Return each line of the listing that contains the string "JSON".

Extracted data entries
-- -- --

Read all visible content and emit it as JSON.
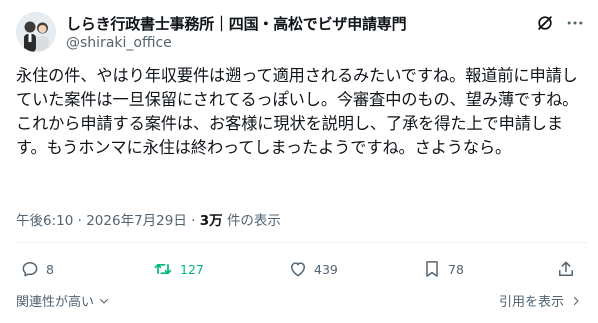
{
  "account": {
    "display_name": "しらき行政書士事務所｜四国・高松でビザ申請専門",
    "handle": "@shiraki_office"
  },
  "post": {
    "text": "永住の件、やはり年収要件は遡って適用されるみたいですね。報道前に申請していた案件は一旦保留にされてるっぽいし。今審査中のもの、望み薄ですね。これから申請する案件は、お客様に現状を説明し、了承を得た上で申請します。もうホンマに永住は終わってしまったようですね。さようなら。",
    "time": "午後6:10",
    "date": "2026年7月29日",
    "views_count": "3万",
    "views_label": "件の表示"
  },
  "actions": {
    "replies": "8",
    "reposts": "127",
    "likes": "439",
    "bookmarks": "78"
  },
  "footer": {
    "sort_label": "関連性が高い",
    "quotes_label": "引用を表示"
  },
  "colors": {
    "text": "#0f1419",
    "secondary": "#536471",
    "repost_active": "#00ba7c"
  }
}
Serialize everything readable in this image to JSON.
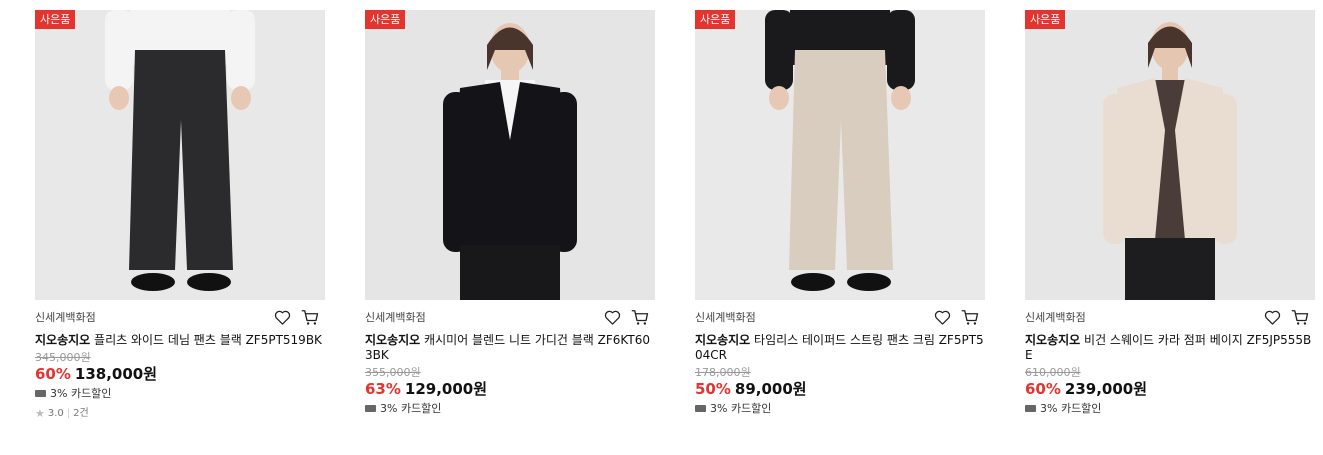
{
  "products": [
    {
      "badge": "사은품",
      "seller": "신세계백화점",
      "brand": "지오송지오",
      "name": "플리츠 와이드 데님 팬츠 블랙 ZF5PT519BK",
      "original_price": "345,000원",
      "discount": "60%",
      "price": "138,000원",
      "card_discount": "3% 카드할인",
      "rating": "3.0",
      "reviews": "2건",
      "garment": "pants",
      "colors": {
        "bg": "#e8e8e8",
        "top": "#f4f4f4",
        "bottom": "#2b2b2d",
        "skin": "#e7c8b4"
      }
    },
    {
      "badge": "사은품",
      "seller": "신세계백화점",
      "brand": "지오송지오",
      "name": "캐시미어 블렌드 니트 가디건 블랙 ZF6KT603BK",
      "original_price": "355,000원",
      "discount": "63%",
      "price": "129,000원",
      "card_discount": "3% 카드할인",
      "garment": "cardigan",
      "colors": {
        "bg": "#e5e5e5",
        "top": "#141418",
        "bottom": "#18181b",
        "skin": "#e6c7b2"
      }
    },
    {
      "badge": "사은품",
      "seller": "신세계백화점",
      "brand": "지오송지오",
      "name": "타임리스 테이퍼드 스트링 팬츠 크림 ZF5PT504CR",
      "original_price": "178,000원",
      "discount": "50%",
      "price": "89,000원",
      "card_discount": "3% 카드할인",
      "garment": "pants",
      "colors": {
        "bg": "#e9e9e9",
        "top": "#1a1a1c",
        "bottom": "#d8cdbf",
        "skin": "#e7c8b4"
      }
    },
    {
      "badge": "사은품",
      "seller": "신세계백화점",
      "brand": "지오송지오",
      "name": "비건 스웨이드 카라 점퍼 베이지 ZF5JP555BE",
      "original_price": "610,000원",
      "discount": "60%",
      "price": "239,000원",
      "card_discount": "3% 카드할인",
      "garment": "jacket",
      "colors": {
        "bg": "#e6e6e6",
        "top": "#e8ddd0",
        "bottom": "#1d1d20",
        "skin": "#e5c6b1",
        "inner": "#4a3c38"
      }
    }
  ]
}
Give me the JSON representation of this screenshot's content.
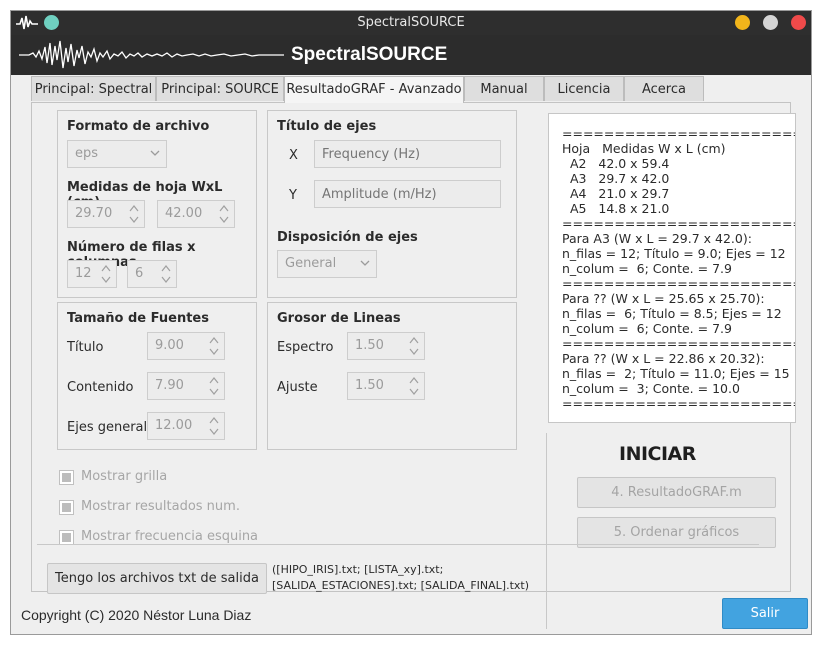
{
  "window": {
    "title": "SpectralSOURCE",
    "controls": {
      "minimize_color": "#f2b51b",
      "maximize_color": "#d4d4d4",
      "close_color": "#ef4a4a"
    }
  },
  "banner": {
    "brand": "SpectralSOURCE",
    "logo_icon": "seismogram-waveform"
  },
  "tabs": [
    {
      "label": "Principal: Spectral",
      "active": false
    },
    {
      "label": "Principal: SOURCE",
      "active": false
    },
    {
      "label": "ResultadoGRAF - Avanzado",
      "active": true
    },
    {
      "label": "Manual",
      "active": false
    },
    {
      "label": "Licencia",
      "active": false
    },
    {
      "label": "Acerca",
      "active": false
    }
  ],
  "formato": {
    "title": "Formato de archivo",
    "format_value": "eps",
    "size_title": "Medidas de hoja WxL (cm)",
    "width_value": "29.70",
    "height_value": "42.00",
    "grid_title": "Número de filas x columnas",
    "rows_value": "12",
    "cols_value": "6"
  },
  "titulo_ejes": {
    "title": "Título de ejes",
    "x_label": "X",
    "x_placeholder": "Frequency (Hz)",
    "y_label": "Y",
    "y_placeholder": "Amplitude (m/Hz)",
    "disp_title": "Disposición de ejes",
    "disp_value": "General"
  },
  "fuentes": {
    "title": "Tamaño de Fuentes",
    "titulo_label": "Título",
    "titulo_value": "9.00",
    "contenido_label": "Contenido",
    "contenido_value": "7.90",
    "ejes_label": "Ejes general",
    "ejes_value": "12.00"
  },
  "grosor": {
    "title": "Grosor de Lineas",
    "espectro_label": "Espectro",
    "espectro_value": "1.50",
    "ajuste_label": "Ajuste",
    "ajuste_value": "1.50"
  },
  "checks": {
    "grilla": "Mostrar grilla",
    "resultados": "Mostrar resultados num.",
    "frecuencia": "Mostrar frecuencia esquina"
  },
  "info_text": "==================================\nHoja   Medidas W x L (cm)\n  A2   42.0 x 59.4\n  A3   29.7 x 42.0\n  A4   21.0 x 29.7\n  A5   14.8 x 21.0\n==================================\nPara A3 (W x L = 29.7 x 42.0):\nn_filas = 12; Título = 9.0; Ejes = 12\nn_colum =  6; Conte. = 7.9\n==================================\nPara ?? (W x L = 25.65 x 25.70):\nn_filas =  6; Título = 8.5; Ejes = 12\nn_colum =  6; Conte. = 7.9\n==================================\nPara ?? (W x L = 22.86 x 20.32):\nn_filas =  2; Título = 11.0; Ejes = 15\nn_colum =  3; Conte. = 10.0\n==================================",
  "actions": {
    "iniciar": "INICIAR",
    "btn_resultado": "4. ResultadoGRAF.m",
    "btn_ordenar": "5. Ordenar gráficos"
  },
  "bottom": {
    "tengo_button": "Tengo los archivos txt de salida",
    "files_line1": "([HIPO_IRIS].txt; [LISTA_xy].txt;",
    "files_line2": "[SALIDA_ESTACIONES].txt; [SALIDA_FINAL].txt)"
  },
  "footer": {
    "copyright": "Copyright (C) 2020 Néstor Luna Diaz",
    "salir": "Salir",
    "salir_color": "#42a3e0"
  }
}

-- -- --

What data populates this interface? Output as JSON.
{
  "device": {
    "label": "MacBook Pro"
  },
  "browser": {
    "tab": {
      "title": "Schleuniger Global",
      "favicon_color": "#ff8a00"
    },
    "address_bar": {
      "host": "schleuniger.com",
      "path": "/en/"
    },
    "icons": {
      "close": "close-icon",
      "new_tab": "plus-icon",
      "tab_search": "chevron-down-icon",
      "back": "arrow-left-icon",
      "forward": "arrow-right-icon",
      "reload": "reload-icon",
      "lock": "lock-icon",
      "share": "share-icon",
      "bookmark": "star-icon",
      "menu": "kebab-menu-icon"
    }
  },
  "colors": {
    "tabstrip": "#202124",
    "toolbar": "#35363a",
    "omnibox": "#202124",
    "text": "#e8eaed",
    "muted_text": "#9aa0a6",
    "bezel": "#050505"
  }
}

-- -- --

* _Answer to this problem_
Read all visible content and emit it as JSON.
Serialize everything readable in this image to JSON.
Give me the JSON representation of this screenshot's content.
What data populates this interface? Output as JSON.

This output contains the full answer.